● Aim:
Without altering anything, output the material below.

● Input data:

** START **

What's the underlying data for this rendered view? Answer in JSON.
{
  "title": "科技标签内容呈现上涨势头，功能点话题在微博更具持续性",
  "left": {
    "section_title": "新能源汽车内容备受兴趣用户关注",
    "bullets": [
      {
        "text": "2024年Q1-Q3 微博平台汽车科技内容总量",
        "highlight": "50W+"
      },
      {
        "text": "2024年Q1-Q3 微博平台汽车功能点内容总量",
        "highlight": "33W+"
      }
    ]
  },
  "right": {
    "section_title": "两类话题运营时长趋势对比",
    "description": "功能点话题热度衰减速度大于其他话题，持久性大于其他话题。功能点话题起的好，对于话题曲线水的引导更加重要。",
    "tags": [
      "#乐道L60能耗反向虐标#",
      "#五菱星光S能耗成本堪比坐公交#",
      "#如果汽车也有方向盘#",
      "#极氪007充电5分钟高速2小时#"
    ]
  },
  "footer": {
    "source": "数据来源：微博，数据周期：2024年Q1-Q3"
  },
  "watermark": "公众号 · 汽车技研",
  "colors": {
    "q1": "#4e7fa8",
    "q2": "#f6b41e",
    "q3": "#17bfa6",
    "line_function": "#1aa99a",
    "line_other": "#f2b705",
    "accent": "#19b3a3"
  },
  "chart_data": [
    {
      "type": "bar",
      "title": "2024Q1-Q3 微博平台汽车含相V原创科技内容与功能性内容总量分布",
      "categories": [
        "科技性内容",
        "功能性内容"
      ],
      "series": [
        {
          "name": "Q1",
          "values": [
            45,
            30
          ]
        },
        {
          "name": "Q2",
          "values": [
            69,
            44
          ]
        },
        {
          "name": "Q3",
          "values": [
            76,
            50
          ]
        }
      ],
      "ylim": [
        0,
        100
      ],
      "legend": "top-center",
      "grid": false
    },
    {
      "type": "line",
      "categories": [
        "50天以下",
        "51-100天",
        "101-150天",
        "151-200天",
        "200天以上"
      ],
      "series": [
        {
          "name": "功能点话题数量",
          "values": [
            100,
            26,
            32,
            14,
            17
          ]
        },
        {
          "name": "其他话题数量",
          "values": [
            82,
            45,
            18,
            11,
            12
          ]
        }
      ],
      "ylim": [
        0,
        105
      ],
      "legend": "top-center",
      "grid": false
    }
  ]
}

** END **

● Exercise output:
What's the underlying data for this rendered view? Answer in JSON.
{
  "title": "科技标签内容呈现上涨势头，功能点话题在微博更具持续性",
  "left": {
    "section_title": "新能源汽车内容备受兴趣用户关注",
    "bullets": [
      {
        "text": "2024年Q1-Q3 微博平台汽车科技内容总量",
        "highlight": "50W+"
      },
      {
        "text": "2024年Q1-Q3 微博平台汽车功能点内容总量",
        "highlight": "33W+"
      }
    ]
  },
  "right": {
    "section_title": "两类话题运营时长趋势对比",
    "description": "功能点话题热度衰减速度大于其他话题，持久性大于其他话题。功能点话题起的好，对于话题曲线水的引导更加重要。",
    "tags": [
      "#乐道L60能耗反向虐标#",
      "#五菱星光S能耗成本堪比坐公交#",
      "#如果汽车也有方向盘#",
      "#极氪007充电5分钟高速2小时#"
    ]
  },
  "footer": {
    "source": "数据来源：微博，数据周期：2024年Q1-Q3"
  },
  "watermark": "公众号 · 汽车技研",
  "colors": {
    "q1": "#4e7fa8",
    "q2": "#f6b41e",
    "q3": "#17bfa6",
    "line_function": "#1aa99a",
    "line_other": "#f2b705",
    "accent": "#19b3a3"
  },
  "chart_data": [
    {
      "type": "bar",
      "title": "2024Q1-Q3 微博平台汽车含相V原创科技内容与功能性内容总量分布",
      "categories": [
        "科技性内容",
        "功能性内容"
      ],
      "series": [
        {
          "name": "Q1",
          "values": [
            45,
            30
          ]
        },
        {
          "name": "Q2",
          "values": [
            69,
            44
          ]
        },
        {
          "name": "Q3",
          "values": [
            76,
            50
          ]
        }
      ],
      "ylim": [
        0,
        100
      ],
      "legend": "top-center",
      "grid": false
    },
    {
      "type": "line",
      "categories": [
        "50天以下",
        "51-100天",
        "101-150天",
        "151-200天",
        "200天以上"
      ],
      "series": [
        {
          "name": "功能点话题数量",
          "values": [
            100,
            26,
            32,
            14,
            17
          ]
        },
        {
          "name": "其他话题数量",
          "values": [
            82,
            45,
            18,
            11,
            12
          ]
        }
      ],
      "ylim": [
        0,
        105
      ],
      "legend": "top-center",
      "grid": false
    }
  ]
}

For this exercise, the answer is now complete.